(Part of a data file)
======

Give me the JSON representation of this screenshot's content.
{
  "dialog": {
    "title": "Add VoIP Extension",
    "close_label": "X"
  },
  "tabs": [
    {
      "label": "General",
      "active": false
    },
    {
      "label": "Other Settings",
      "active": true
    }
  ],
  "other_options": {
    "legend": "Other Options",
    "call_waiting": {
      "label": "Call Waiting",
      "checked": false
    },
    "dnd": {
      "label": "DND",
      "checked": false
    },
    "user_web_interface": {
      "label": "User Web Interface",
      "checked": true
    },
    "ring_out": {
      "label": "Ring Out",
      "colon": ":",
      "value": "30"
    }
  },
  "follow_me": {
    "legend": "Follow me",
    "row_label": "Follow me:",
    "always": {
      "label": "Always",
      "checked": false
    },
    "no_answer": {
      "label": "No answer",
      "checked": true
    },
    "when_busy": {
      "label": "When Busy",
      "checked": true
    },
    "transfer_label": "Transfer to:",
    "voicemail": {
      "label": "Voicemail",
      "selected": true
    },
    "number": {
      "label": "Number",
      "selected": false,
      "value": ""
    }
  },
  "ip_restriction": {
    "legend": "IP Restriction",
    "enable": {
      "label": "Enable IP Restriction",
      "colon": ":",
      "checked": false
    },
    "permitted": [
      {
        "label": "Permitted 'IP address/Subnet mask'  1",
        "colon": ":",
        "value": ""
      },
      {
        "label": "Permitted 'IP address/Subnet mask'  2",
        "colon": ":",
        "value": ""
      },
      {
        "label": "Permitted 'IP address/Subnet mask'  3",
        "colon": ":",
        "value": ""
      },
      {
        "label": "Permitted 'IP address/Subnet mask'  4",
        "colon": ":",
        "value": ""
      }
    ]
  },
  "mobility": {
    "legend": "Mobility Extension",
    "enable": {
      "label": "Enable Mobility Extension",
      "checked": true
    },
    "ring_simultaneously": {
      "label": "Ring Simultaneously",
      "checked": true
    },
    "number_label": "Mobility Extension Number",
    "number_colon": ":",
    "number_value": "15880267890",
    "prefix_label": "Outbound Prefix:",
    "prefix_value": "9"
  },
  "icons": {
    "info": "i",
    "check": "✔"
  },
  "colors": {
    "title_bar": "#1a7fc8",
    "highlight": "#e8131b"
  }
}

======

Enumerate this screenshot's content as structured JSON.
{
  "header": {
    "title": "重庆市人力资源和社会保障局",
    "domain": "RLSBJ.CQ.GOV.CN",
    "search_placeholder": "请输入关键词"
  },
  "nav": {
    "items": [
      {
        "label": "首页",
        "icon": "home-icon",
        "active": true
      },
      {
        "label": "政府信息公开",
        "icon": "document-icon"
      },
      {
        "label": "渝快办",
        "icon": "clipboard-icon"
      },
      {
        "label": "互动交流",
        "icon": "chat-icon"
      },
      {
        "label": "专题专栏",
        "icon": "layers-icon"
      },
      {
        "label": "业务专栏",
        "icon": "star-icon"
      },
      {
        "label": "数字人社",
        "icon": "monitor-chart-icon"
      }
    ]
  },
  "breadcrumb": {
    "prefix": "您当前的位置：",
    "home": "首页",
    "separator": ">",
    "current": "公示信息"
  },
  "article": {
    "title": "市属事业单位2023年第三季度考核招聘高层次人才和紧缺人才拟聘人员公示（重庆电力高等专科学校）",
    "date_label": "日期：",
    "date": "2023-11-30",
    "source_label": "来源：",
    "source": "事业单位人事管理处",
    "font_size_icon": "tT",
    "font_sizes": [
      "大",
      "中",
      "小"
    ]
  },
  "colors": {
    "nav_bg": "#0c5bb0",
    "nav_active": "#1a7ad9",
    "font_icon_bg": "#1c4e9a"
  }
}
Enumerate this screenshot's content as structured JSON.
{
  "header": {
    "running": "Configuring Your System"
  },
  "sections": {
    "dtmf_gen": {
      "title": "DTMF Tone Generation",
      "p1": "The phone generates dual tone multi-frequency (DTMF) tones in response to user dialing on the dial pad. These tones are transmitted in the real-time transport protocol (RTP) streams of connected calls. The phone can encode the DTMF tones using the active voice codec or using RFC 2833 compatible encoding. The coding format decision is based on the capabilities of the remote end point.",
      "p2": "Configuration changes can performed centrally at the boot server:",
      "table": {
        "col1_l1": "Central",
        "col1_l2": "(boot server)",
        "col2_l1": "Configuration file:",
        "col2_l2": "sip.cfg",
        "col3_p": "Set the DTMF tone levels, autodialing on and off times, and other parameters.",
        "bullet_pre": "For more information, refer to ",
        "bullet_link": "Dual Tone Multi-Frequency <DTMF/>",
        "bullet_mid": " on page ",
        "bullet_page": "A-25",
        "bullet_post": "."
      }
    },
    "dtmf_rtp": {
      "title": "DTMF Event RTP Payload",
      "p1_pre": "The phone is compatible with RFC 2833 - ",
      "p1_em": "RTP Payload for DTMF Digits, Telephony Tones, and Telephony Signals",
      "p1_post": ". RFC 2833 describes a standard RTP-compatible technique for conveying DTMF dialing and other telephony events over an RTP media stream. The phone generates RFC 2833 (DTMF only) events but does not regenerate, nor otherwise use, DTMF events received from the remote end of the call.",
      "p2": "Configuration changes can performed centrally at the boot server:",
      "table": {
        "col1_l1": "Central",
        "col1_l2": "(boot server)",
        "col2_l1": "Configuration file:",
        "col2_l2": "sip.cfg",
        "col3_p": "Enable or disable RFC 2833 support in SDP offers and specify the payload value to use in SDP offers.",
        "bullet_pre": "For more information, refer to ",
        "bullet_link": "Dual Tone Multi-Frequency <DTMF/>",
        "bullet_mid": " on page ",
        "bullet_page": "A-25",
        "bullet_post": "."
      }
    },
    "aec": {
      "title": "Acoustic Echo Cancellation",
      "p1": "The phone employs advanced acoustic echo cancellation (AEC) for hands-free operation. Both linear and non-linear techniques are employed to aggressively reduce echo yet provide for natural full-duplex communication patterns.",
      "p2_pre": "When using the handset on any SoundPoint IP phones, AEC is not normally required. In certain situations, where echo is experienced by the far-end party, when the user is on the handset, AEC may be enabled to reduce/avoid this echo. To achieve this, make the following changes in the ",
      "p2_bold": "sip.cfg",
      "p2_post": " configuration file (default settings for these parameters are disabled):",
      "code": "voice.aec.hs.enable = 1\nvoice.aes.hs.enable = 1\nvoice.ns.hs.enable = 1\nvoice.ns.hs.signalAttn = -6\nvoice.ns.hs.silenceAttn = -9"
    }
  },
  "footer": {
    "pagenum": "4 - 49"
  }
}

======

- GOAL OF THE EXERCISE
Copy each line of the data that contains the word "using".

- RESULT OF THIS EXERCISE
      "p1": "The phone generates dual tone multi-frequency (DTMF) tones in response to user dialing on the dial pad. These tones are transmitted in the real-time transport protocol (RTP) streams of connected calls. The phone can encode the DTMF tones using the active voice codec or using RFC 2833 compatible encoding. The coding format decision is based on the capabilities of the remote end point.",
      "p2_pre": "When using the handset on any SoundPoint IP phones, AEC is not normally required. In certain situations, where echo is experienced by the far-end party, when the user is on the handset, AEC may be enabled to reduce/avoid this echo. To achieve this, make the following changes in the ",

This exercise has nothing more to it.